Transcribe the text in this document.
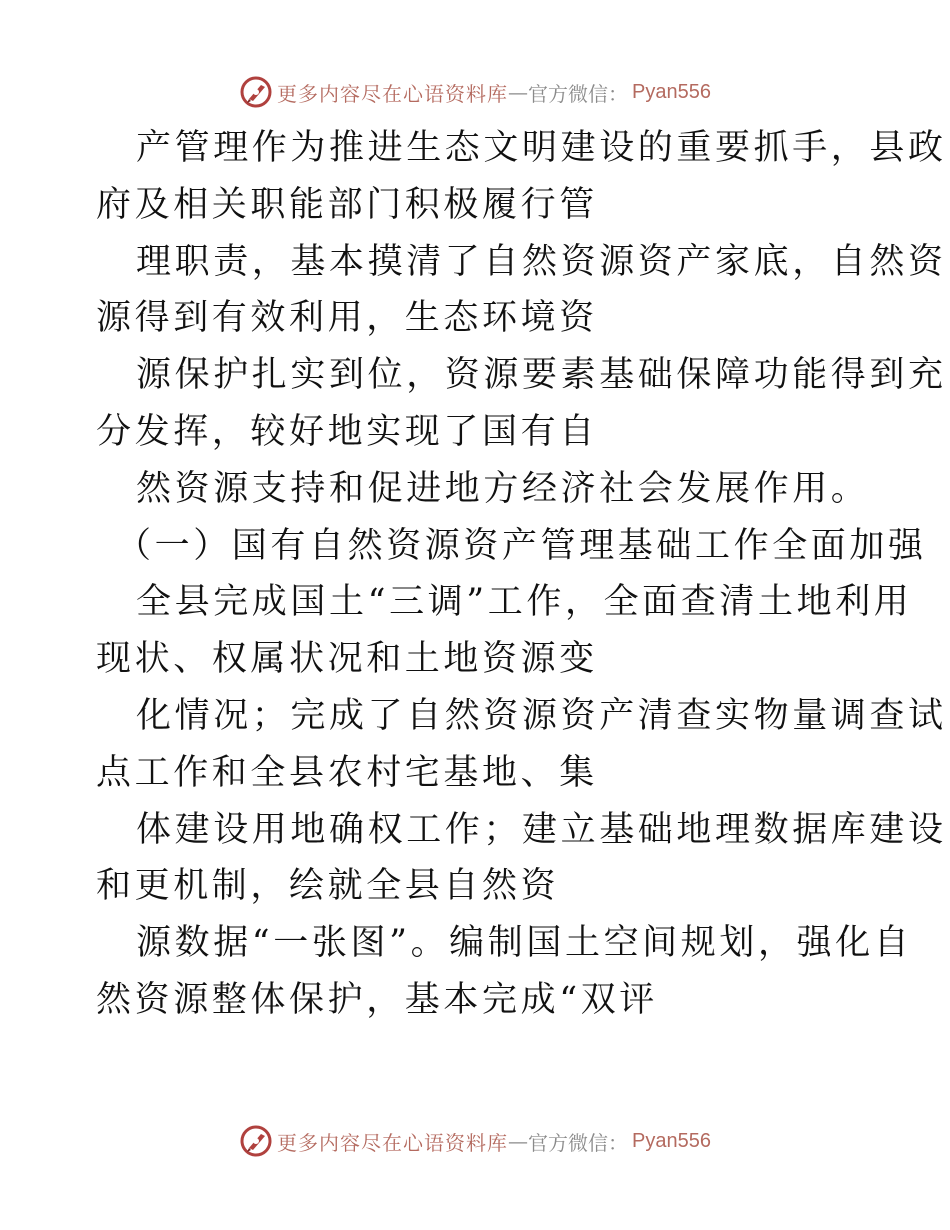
更多内容尽在心语资料库 — 官方微信： Pyan556
产管理作为推进生态文明建设的重要抓手，县政
府及相关职能部门积极履行管
理职责，基本摸清了自然资源资产家底，自然资
源得到有效利用，生态环境资
源保护扎实到位，资源要素基础保障功能得到充
分发挥，较好地实现了国有自
然资源支持和促进地方经济社会发展作用。
（一）国有自然资源资产管理基础工作全面加强
全县完成国土“三调”工作，全面查清土地利用
现状、权属状况和土地资源变
化情况；完成了自然资源资产清查实物量调查试
点工作和全县农村宅基地、集
体建设用地确权工作；建立基础地理数据库建设
和更机制，绘就全县自然资
源数据“一张图”。编制国土空间规划，强化自
然资源整体保护，基本完成“双评
更多内容尽在心语资料库 — 官方微信： Pyan556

--*--

Reproduce all of the data exactly, omitting each picture it holds.

**Correct response**:
Transcribe the text in this document.
更多内容尽在心语资料库 — 官方微信： Pyan556
产管理作为推进生态文明建设的重要抓手，县政
府及相关职能部门积极履行管
理职责，基本摸清了自然资源资产家底，自然资
源得到有效利用，生态环境资
源保护扎实到位，资源要素基础保障功能得到充
分发挥，较好地实现了国有自
然资源支持和促进地方经济社会发展作用。
（一）国有自然资源资产管理基础工作全面加强
全县完成国土“三调”工作，全面查清土地利用
现状、权属状况和土地资源变
化情况；完成了自然资源资产清查实物量调查试
点工作和全县农村宅基地、集
体建设用地确权工作；建立基础地理数据库建设
和更机制，绘就全县自然资
源数据“一张图”。编制国土空间规划，强化自
然资源整体保护，基本完成“双评
更多内容尽在心语资料库 — 官方微信： Pyan556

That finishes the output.